:: Provided passage ::
'''

These Artists Also Vary Quite A Bit In Their Acousticness & Loudness.
Grouped by Playlist
Taking a Deeper Look Into Her Four Most Prized Playlists & The Songs They Are Made Up Of, I Am Better Able to Compare the Vibes of the Playlists.
all_features %>%
group_by("Playlist" = playlist_name) %>%
summarize("Danceability" = round(mean(danceability), 2),
"Energy" = round(mean(energy), 2),
"Valence" = round(mean(valence), 2),
"Tempo" = round(mean(tempo), 2),
"Loudness" = round(mean(loudness), 2),
"Acousticness" = round(mean(acousticness), 2),
"Tempo" = round(mean(tempo), 2)) %>%
kbl() %>% kable_styling()| Playlist | Danceability | Energy | Valence | Tempo | Loudness | Acousticness |
|---|---|---|---|---|---|---|
| indie pop❕ | 0.63 | 0.55 | 0.44 | 116.01 | -7.90 | 0.30 |
| its 2021 b | 0.60 | 0.63 | 0.48 | 122.56 | -6.89 | 0.26 |
| just good music | 0.60 | 0.60 | 0.48 | 120.63 | -6.93 | 0.30 |
| yee(t)haw🤠 | 0.56 | 0.74 | 0.56 | 127.29 | -5.18 | 0.20 |
On Average, The Playlists Have Relatively Similar Features, So I Will Take a Look at the Range of Features of the Songs to Gain a Clearer Picture of the Different Vibes.

'''

:: Required actions ::
a – In the playlist analysis, why does the author decide to look at the range of features of the songs? Answer in one to three sentences.
b – Answer these questions from the playlist analysis:
(i) How many playlists does the author look at more closely?
(ii) Which playlist has the highest average energy, and what is that value?
(iii) Which column is used to group the data by playlist?
c – Continue the playlist analysis after its last sentence.

:: Dataset records ::
'''

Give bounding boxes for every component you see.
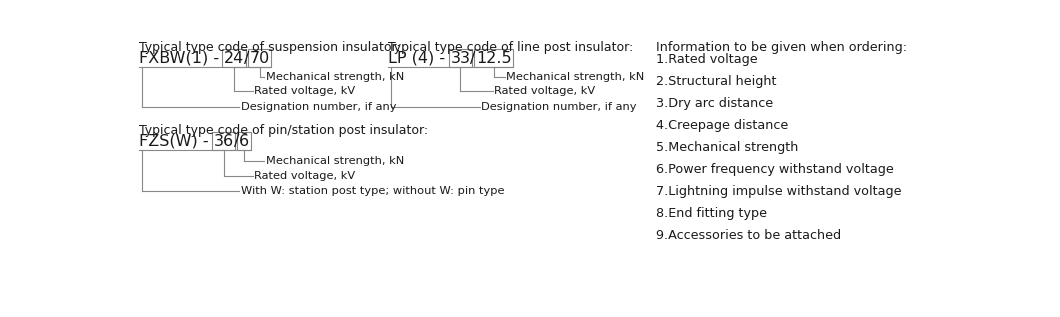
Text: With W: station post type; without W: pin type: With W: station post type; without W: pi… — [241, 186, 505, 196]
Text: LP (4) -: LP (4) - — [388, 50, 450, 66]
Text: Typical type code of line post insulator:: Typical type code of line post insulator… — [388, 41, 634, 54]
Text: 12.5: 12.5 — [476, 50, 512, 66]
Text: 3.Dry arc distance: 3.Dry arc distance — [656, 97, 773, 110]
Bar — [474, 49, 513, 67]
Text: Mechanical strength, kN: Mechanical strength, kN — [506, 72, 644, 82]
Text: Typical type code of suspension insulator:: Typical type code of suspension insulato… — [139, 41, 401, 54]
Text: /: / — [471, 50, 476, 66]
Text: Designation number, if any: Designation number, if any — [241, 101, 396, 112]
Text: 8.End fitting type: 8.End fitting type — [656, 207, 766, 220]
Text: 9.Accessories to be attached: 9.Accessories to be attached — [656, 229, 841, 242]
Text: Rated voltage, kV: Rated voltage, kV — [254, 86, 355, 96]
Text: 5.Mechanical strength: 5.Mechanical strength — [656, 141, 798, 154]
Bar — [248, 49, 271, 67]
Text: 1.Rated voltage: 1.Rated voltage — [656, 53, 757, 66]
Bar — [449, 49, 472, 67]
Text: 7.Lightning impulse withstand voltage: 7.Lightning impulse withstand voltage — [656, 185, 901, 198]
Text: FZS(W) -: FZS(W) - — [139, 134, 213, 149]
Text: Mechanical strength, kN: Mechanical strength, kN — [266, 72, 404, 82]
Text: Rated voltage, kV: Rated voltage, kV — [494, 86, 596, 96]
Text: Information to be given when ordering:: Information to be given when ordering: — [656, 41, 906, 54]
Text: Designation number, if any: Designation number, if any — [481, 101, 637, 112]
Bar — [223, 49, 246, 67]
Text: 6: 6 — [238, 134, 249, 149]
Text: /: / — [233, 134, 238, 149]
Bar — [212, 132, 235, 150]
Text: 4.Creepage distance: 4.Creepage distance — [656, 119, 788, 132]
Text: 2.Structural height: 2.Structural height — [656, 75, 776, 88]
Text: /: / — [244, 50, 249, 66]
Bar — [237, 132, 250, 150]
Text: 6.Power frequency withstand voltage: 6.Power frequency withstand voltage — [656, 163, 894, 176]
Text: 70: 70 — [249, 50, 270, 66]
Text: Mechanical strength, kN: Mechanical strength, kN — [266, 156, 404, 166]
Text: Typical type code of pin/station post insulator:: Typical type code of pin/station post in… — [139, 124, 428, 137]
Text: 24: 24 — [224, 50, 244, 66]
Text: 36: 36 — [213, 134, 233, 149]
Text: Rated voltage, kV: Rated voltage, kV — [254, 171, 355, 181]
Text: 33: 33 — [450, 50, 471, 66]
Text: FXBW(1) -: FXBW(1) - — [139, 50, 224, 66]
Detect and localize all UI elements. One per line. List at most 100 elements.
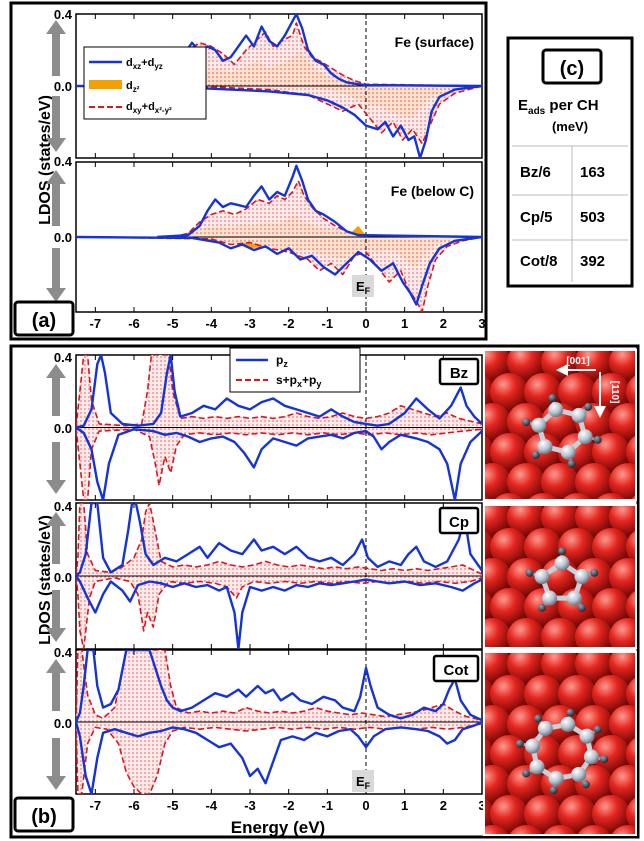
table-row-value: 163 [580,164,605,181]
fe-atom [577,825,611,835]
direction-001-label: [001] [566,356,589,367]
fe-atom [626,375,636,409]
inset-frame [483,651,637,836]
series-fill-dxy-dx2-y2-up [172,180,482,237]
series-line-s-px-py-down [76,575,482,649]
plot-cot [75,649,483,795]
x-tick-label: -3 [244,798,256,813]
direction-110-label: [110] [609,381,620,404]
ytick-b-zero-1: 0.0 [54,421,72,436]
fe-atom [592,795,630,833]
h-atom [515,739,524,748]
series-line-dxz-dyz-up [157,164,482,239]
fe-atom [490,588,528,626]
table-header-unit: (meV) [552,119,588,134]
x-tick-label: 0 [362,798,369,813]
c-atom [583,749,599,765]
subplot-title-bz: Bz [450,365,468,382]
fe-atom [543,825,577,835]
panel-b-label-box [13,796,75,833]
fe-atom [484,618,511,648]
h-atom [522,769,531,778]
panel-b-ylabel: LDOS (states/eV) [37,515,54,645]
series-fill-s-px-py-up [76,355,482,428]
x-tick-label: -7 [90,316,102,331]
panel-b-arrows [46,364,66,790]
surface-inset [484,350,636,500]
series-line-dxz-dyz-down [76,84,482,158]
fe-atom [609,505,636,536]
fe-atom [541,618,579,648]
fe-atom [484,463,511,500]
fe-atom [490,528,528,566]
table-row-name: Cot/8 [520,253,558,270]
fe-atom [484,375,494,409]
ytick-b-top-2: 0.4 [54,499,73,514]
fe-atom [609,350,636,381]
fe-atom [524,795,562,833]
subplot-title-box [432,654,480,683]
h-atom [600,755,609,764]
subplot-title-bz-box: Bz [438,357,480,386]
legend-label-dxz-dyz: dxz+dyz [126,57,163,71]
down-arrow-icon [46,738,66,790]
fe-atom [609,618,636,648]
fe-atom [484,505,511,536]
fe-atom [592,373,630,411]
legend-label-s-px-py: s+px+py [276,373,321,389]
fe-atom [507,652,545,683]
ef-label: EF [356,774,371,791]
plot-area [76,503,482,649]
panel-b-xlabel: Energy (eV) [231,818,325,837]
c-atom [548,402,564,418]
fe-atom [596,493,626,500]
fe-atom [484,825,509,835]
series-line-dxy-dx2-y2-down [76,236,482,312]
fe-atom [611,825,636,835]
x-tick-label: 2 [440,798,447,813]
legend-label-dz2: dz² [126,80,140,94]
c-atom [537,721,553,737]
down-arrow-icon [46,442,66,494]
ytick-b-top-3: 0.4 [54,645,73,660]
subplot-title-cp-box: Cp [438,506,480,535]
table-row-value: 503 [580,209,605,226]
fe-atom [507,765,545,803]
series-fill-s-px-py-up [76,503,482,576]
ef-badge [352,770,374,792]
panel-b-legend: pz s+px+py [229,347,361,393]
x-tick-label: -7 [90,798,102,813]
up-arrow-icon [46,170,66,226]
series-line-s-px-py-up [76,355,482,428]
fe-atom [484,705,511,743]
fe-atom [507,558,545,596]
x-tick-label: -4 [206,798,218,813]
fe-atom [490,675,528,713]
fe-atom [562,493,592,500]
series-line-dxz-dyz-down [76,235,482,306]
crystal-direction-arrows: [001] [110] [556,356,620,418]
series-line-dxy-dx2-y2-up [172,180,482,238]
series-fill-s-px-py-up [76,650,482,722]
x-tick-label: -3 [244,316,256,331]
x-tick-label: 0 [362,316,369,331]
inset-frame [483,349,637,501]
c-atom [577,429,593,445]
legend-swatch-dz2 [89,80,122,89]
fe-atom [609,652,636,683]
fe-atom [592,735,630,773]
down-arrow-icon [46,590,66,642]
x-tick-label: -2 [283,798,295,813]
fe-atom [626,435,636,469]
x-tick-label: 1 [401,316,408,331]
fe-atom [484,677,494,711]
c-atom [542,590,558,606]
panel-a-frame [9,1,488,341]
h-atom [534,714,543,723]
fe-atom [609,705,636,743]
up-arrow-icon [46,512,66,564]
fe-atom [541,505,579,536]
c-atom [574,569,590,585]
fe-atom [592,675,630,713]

'''

:: Results by task ::
a – On average, the four playlists have relatively similar features. Looking at the range of the songs' features should give a clearer picture of how the playlists differ in vibe.

b –
(i) Four.
(ii) yee(t)haw🤠, at 0.74.
(iii) playlist_name

c –
Visuals
Deeper Dive From Summary Tables
While the Tables Show a Holistic Overview of the Data, Creating Visuals Will Emphasize the Differences Between Features of the Tracks.
Energy Levels of Most Recently Listened to Artists’ Songs
There Was Quite a Range of The Artists’ Average Energy Levels, So I Wanted to Look at How the Intensity & Activity Compared Among The Artists She Has Listened to the Most Recently.
st_artists %>%
ggplot(aes(x = energy)) +
geom_histogram(bins = 20) +
facet_wrap(~ artist_name) +
xlab("Energy") +
ylab("Number of Songs")The Energy Levels of Chelsea Cutler & Jeremy Zucker’s Songs Are Much Lower Than Those of LANY & Quinn XCII, Whose Energy Levels Are Comparable. The Band CAMINO, Though, Hands Down Has the Highest Energy.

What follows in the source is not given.